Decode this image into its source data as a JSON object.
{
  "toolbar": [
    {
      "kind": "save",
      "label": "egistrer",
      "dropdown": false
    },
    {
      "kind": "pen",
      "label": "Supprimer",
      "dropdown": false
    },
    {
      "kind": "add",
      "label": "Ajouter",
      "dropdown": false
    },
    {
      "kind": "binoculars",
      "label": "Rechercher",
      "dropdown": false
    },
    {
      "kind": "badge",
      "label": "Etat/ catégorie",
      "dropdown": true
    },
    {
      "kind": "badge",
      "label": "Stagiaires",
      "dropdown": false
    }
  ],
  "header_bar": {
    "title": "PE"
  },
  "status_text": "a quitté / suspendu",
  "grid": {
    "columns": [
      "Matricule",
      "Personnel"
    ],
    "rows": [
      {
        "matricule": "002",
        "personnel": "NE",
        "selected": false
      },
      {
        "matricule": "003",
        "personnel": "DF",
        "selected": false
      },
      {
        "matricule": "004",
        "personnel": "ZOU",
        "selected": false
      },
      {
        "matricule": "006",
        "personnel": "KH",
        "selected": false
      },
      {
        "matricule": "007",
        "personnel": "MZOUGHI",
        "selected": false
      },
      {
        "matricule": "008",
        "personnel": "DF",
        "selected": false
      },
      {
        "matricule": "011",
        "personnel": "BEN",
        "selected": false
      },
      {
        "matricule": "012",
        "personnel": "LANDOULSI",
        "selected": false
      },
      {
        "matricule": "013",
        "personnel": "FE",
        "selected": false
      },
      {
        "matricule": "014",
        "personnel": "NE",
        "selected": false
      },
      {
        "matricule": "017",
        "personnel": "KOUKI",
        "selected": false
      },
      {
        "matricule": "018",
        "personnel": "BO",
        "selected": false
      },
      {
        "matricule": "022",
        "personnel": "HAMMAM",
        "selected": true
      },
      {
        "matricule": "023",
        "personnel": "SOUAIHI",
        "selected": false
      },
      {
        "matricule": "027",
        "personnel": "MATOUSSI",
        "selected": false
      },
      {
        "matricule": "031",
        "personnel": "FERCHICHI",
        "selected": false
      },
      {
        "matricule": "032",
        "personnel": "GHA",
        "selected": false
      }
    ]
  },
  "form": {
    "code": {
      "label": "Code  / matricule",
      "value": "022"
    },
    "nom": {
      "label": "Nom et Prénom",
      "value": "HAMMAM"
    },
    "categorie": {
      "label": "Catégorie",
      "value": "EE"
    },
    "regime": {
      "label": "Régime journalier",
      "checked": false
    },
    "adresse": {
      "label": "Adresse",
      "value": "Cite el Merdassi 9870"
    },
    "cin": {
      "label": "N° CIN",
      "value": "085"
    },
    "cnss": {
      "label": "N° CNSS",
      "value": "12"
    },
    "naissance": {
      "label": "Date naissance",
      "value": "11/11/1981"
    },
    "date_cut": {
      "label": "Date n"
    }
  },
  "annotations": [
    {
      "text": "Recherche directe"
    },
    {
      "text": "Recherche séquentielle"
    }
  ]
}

> [Task requirements]
Please output the entire listing exactly as it stands.

> [Result of this exercise]
Decode this image into its source data as a JSON object.
{
  "toolbar": [
    {
      "kind": "save",
      "label": "egistrer",
      "dropdown": false
    },
    {
      "kind": "pen",
      "label": "Supprimer",
      "dropdown": false
    },
    {
      "kind": "add",
      "label": "Ajouter",
      "dropdown": false
    },
    {
      "kind": "binoculars",
      "label": "Rechercher",
      "dropdown": false
    },
    {
      "kind": "badge",
      "label": "Etat/ catégorie",
      "dropdown": true
    },
    {
      "kind": "badge",
      "label": "Stagiaires",
      "dropdown": false
    }
  ],
  "header_bar": {
    "title": "PE"
  },
  "status_text": "a quitté / suspendu",
  "grid": {
    "columns": [
      "Matricule",
      "Personnel"
    ],
    "rows": [
      {
        "matricule": "002",
        "personnel": "NE",
        "selected": false
      },
      {
        "matricule": "003",
        "personnel": "DF",
        "selected": false
      },
      {
        "matricule": "004",
        "personnel": "ZOU",
        "selected": false
      },
      {
        "matricule": "006",
        "personnel": "KH",
        "selected": false
      },
      {
        "matricule": "007",
        "personnel": "MZOUGHI",
        "selected": false
      },
      {
        "matricule": "008",
        "personnel": "DF",
        "selected": false
      },
      {
        "matricule": "011",
        "personnel": "BEN",
        "selected": false
      },
      {
        "matricule": "012",
        "personnel": "LANDOULSI",
        "selected": false
      },
      {
        "matricule": "013",
        "personnel": "FE",
        "selected": false
      },
      {
        "matricule": "014",
        "personnel": "NE",
        "selected": false
      },
      {
        "matricule": "017",
        "personnel": "KOUKI",
        "selected": false
      },
      {
        "matricule": "018",
        "personnel": "BO",
        "selected": false
      },
      {
        "matricule": "022",
        "personnel": "HAMMAM",
        "selected": true
      },
      {
        "matricule": "023",
        "personnel": "SOUAIHI",
        "selected": false
      },
      {
        "matricule": "027",
        "personnel": "MATOUSSI",
        "selected": false
      },
      {
        "matricule": "031",
        "personnel": "FERCHICHI",
        "selected": false
      },
      {
        "matricule": "032",
        "personnel": "GHA",
        "selected": false
      }
    ]
  },
  "form": {
    "code": {
      "label": "Code  / matricule",
      "value": "022"
    },
    "nom": {
      "label": "Nom et Prénom",
      "value": "HAMMAM"
    },
    "categorie": {
      "label": "Catégorie",
      "value": "EE"
    },
    "regime": {
      "label": "Régime journalier",
      "checked": false
    },
    "adresse": {
      "label": "Adresse",
      "value": "Cite el Merdassi 9870"
    },
    "cin": {
      "label": "N° CIN",
      "value": "085"
    },
    "cnss": {
      "label": "N° CNSS",
      "value": "12"
    },
    "naissance": {
      "label": "Date naissance",
      "value": "11/11/1981"
    },
    "date_cut": {
      "label": "Date n"
    }
  },
  "annotations": [
    {
      "text": "Recherche directe"
    },
    {
      "text": "Recherche séquentielle"
    }
  ]
}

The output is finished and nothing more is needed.